WHAT THE TASK ASKS:
Extract every line below, verbatim.

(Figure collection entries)
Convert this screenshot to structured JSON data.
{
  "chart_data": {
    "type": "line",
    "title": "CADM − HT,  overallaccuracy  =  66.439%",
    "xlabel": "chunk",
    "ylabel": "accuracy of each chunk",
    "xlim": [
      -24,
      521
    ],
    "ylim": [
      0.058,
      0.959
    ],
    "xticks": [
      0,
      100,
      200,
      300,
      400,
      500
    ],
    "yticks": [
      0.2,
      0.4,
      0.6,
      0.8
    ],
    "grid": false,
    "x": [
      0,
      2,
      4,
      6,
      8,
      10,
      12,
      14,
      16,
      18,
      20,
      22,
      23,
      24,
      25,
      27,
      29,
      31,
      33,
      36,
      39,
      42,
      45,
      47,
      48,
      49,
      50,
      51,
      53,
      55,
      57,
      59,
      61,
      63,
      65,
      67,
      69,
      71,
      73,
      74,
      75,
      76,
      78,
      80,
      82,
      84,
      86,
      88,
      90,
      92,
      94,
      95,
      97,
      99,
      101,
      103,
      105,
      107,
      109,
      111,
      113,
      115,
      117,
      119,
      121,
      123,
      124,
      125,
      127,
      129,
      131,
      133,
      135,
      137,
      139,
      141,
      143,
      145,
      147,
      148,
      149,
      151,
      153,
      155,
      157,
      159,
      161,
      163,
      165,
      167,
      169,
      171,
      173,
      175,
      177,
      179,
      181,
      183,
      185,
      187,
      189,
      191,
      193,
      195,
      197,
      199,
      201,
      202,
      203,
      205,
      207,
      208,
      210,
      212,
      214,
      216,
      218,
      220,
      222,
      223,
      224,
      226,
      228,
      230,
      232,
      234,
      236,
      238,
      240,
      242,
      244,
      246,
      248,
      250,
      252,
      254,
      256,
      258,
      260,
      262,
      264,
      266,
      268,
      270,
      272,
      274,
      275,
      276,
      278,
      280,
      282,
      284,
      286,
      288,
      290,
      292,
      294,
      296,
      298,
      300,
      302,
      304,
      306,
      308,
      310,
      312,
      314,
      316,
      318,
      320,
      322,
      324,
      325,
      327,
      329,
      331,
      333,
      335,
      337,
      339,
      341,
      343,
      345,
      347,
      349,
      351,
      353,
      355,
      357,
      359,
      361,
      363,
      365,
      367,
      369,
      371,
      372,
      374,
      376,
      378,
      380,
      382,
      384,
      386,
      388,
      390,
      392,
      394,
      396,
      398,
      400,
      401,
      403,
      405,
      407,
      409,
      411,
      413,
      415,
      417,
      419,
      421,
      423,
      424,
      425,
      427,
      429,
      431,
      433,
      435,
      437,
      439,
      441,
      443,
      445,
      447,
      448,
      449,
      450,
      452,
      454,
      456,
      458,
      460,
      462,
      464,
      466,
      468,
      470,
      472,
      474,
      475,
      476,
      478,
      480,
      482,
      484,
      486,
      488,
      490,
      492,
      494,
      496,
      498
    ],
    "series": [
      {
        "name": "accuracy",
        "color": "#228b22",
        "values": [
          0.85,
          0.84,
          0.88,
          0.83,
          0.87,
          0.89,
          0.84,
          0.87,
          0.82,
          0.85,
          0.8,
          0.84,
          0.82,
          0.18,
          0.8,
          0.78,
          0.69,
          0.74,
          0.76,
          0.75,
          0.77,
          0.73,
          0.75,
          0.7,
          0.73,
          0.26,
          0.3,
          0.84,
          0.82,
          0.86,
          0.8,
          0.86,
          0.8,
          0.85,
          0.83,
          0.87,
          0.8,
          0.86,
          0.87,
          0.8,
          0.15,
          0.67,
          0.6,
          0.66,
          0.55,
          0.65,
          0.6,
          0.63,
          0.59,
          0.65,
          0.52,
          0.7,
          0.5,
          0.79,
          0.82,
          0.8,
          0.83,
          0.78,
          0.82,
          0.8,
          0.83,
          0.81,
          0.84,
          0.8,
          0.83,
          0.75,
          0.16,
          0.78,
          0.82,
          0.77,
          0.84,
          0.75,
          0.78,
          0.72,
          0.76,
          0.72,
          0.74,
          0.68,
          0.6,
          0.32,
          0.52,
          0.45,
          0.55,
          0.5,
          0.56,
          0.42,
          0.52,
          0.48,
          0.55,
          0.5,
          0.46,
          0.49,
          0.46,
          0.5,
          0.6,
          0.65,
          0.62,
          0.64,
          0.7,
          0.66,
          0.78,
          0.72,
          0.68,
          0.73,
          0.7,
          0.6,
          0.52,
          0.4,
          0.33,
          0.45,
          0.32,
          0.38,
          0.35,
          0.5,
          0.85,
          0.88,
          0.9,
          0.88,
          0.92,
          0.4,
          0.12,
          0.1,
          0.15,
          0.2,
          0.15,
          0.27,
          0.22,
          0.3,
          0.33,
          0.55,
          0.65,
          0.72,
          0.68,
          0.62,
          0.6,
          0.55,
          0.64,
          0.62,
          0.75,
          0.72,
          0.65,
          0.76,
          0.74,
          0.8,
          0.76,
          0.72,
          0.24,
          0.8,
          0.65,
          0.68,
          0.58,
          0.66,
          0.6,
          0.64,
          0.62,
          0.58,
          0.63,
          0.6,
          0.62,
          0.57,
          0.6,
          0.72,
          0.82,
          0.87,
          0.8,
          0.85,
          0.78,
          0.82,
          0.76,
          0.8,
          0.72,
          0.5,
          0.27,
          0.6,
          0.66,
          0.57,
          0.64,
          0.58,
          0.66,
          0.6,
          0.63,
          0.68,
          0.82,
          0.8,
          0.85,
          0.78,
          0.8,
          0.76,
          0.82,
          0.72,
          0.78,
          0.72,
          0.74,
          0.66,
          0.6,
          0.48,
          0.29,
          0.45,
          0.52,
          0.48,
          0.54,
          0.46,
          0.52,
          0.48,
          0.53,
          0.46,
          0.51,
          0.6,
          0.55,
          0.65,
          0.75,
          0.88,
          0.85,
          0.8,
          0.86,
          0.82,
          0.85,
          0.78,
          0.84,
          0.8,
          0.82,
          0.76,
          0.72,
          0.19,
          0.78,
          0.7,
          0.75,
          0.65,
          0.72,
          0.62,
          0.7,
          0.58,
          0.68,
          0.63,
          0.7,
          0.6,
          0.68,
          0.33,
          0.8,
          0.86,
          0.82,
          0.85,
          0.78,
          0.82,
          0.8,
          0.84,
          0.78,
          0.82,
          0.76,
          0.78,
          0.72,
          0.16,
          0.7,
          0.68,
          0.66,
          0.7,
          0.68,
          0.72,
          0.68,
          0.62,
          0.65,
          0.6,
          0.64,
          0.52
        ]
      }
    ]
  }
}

ANSWER FOR THE TASK:
Convert this screenshot to structured JSON data.
{
  "chart_data": {
    "type": "line",
    "title": "CADM − HT,  overallaccuracy  =  66.439%",
    "xlabel": "chunk",
    "ylabel": "accuracy of each chunk",
    "xlim": [
      -24,
      521
    ],
    "ylim": [
      0.058,
      0.959
    ],
    "xticks": [
      0,
      100,
      200,
      300,
      400,
      500
    ],
    "yticks": [
      0.2,
      0.4,
      0.6,
      0.8
    ],
    "grid": false,
    "x": [
      0,
      2,
      4,
      6,
      8,
      10,
      12,
      14,
      16,
      18,
      20,
      22,
      23,
      24,
      25,
      27,
      29,
      31,
      33,
      36,
      39,
      42,
      45,
      47,
      48,
      49,
      50,
      51,
      53,
      55,
      57,
      59,
      61,
      63,
      65,
      67,
      69,
      71,
      73,
      74,
      75,
      76,
      78,
      80,
      82,
      84,
      86,
      88,
      90,
      92,
      94,
      95,
      97,
      99,
      101,
      103,
      105,
      107,
      109,
      111,
      113,
      115,
      117,
      119,
      121,
      123,
      124,
      125,
      127,
      129,
      131,
      133,
      135,
      137,
      139,
      141,
      143,
      145,
      147,
      148,
      149,
      151,
      153,
      155,
      157,
      159,
      161,
      163,
      165,
      167,
      169,
      171,
      173,
      175,
      177,
      179,
      181,
      183,
      185,
      187,
      189,
      191,
      193,
      195,
      197,
      199,
      201,
      202,
      203,
      205,
      207,
      208,
      210,
      212,
      214,
      216,
      218,
      220,
      222,
      223,
      224,
      226,
      228,
      230,
      232,
      234,
      236,
      238,
      240,
      242,
      244,
      246,
      248,
      250,
      252,
      254,
      256,
      258,
      260,
      262,
      264,
      266,
      268,
      270,
      272,
      274,
      275,
      276,
      278,
      280,
      282,
      284,
      286,
      288,
      290,
      292,
      294,
      296,
      298,
      300,
      302,
      304,
      306,
      308,
      310,
      312,
      314,
      316,
      318,
      320,
      322,
      324,
      325,
      327,
      329,
      331,
      333,
      335,
      337,
      339,
      341,
      343,
      345,
      347,
      349,
      351,
      353,
      355,
      357,
      359,
      361,
      363,
      365,
      367,
      369,
      371,
      372,
      374,
      376,
      378,
      380,
      382,
      384,
      386,
      388,
      390,
      392,
      394,
      396,
      398,
      400,
      401,
      403,
      405,
      407,
      409,
      411,
      413,
      415,
      417,
      419,
      421,
      423,
      424,
      425,
      427,
      429,
      431,
      433,
      435,
      437,
      439,
      441,
      443,
      445,
      447,
      448,
      449,
      450,
      452,
      454,
      456,
      458,
      460,
      462,
      464,
      466,
      468,
      470,
      472,
      474,
      475,
      476,
      478,
      480,
      482,
      484,
      486,
      488,
      490,
      492,
      494,
      496,
      498
    ],
    "series": [
      {
        "name": "accuracy",
        "color": "#228b22",
        "values": [
          0.85,
          0.84,
          0.88,
          0.83,
          0.87,
          0.89,
          0.84,
          0.87,
          0.82,
          0.85,
          0.8,
          0.84,
          0.82,
          0.18,
          0.8,
          0.78,
          0.69,
          0.74,
          0.76,
          0.75,
          0.77,
          0.73,
          0.75,
          0.7,
          0.73,
          0.26,
          0.3,
          0.84,
          0.82,
          0.86,
          0.8,
          0.86,
          0.8,
          0.85,
          0.83,
          0.87,
          0.8,
          0.86,
          0.87,
          0.8,
          0.15,
          0.67,
          0.6,
          0.66,
          0.55,
          0.65,
          0.6,
          0.63,
          0.59,
          0.65,
          0.52,
          0.7,
          0.5,
          0.79,
          0.82,
          0.8,
          0.83,
          0.78,
          0.82,
          0.8,
          0.83,
          0.81,
          0.84,
          0.8,
          0.83,
          0.75,
          0.16,
          0.78,
          0.82,
          0.77,
          0.84,
          0.75,
          0.78,
          0.72,
          0.76,
          0.72,
          0.74,
          0.68,
          0.6,
          0.32,
          0.52,
          0.45,
          0.55,
          0.5,
          0.56,
          0.42,
          0.52,
          0.48,
          0.55,
          0.5,
          0.46,
          0.49,
          0.46,
          0.5,
          0.6,
          0.65,
          0.62,
          0.64,
          0.7,
          0.66,
          0.78,
          0.72,
          0.68,
          0.73,
          0.7,
          0.6,
          0.52,
          0.4,
          0.33,
          0.45,
          0.32,
          0.38,
          0.35,
          0.5,
          0.85,
          0.88,
          0.9,
          0.88,
          0.92,
          0.4,
          0.12,
          0.1,
          0.15,
          0.2,
          0.15,
          0.27,
          0.22,
          0.3,
          0.33,
          0.55,
          0.65,
          0.72,
          0.68,
          0.62,
          0.6,
          0.55,
          0.64,
          0.62,
          0.75,
          0.72,
          0.65,
          0.76,
          0.74,
          0.8,
          0.76,
          0.72,
          0.24,
          0.8,
          0.65,
          0.68,
          0.58,
          0.66,
          0.6,
          0.64,
          0.62,
          0.58,
          0.63,
          0.6,
          0.62,
          0.57,
          0.6,
          0.72,
          0.82,
          0.87,
          0.8,
          0.85,
          0.78,
          0.82,
          0.76,
          0.8,
          0.72,
          0.5,
          0.27,
          0.6,
          0.66,
          0.57,
          0.64,
          0.58,
          0.66,
          0.6,
          0.63,
          0.68,
          0.82,
          0.8,
          0.85,
          0.78,
          0.8,
          0.76,
          0.82,
          0.72,
          0.78,
          0.72,
          0.74,
          0.66,
          0.6,
          0.48,
          0.29,
          0.45,
          0.52,
          0.48,
          0.54,
          0.46,
          0.52,
          0.48,
          0.53,
          0.46,
          0.51,
          0.6,
          0.55,
          0.65,
          0.75,
          0.88,
          0.85,
          0.8,
          0.86,
          0.82,
          0.85,
          0.78,
          0.84,
          0.8,
          0.82,
          0.76,
          0.72,
          0.19,
          0.78,
          0.7,
          0.75,
          0.65,
          0.72,
          0.62,
          0.7,
          0.58,
          0.68,
          0.63,
          0.7,
          0.6,
          0.68,
          0.33,
          0.8,
          0.86,
          0.82,
          0.85,
          0.78,
          0.82,
          0.8,
          0.84,
          0.78,
          0.82,
          0.76,
          0.78,
          0.72,
          0.16,
          0.7,
          0.68,
          0.66,
          0.7,
          0.68,
          0.72,
          0.68,
          0.62,
          0.65,
          0.6,
          0.64,
          0.52
        ]
      }
    ]
  }
}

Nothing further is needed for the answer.